— Text excerpt —

────

The principal factual issue at trial was the extent of the permission given to the appellant to drive the car. The apparent owner of the car had given appellant permission to drive the car while appellant resided with him in Reno, Nevada. This person testified that the permission to use the car was limited to appellant’s trips to and from work. Appellant testified he had unlimited permission to use the car for a month.
Appellant’s argument of his first point which is referred to as a denial of due process “* * * in the initial proceedings of his case prior to arrest,” is a combination of lack of representation and denial of a speedy trial. The appellant argues that the investigation of the Dyer Act charges was conducted while he was in jail on the State charge, and formal action was soon taken to charge him but he was not aware of the charge until about four months later when arrested while still in State custody. He urges that he was thereby denied a speedy trial and the assistance of counsel in the preparation of a defense.
Appellant was provided counsel upon his arraignment on the federal charge which was shortly after his arrest, and had adequate opportunity to consult with him thereafter. There is no basis for the contention that appellant was entitled to counsel after charges were filed and prior to his arrest. The pre-arrest delay generally is hereinafter considered. The trial took place at the next time a jury was available as the prior term had just concluded. The time of trial was within our decision in Wood v. United States, 10 Cir., 317 F.2d 736, wherein it was stated that “* * * the accused should be tried as soon as the orderly conduct of the business of the court permits.”
The appellant also asserts that he was denied a speedy trial under the Sixth Amendment in that there was an undue delay in filing the formal charges and advising him of the charges. This point is based upon several cases, quite different from the one before us, where this constitutional argument has been upheld by the courts under exceptional circumstances.

────

— Dataset extract —
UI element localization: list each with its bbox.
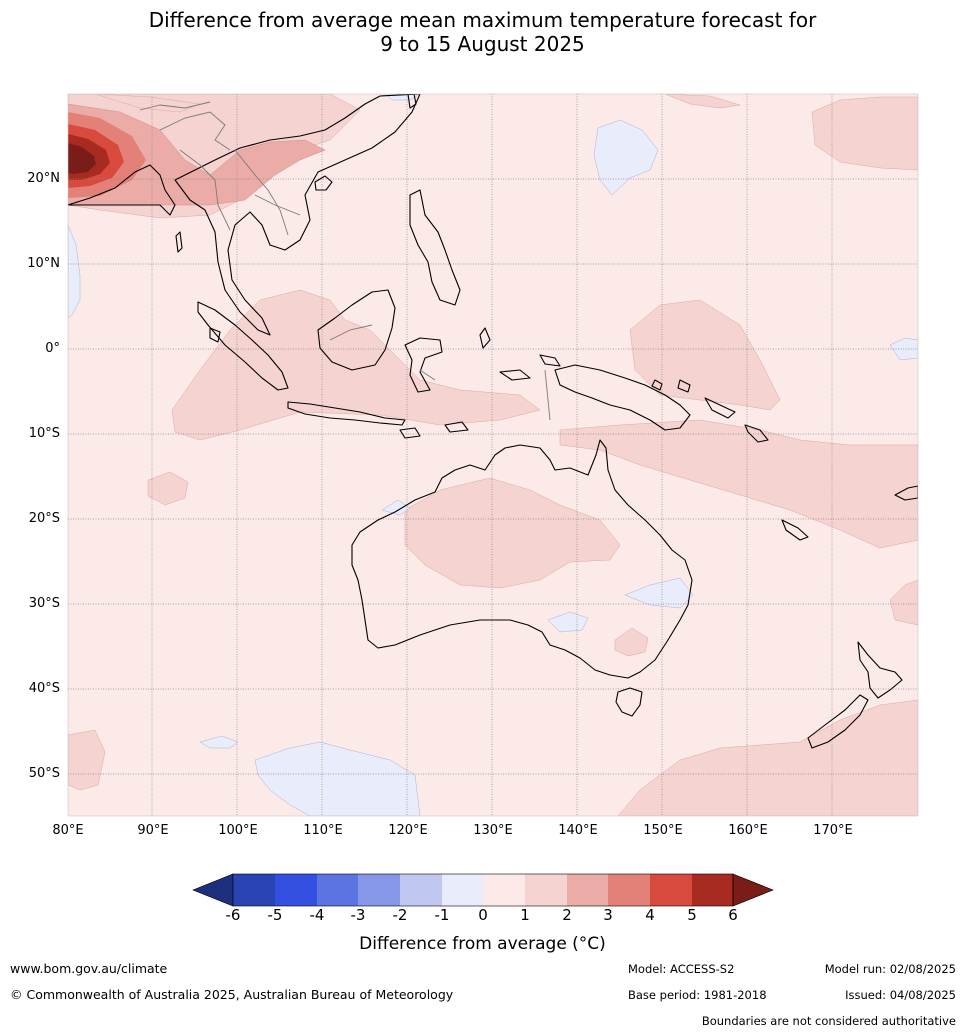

────

— Written task —
Condense the paragraph of the court opinion excerpt that begins "The principal factual issue at trial" into a bulleted list that keeps its main facts.

— Task output —
- The main factual question at trial was how far the appellant's permission to drive the car extended.
- The car's apparent owner let the appellant drive it while the appellant lived with him in Reno, Nevada.
- The owner testified that the permission covered only trips to and from work.
- The appellant testified that he had unlimited use of the car for a month.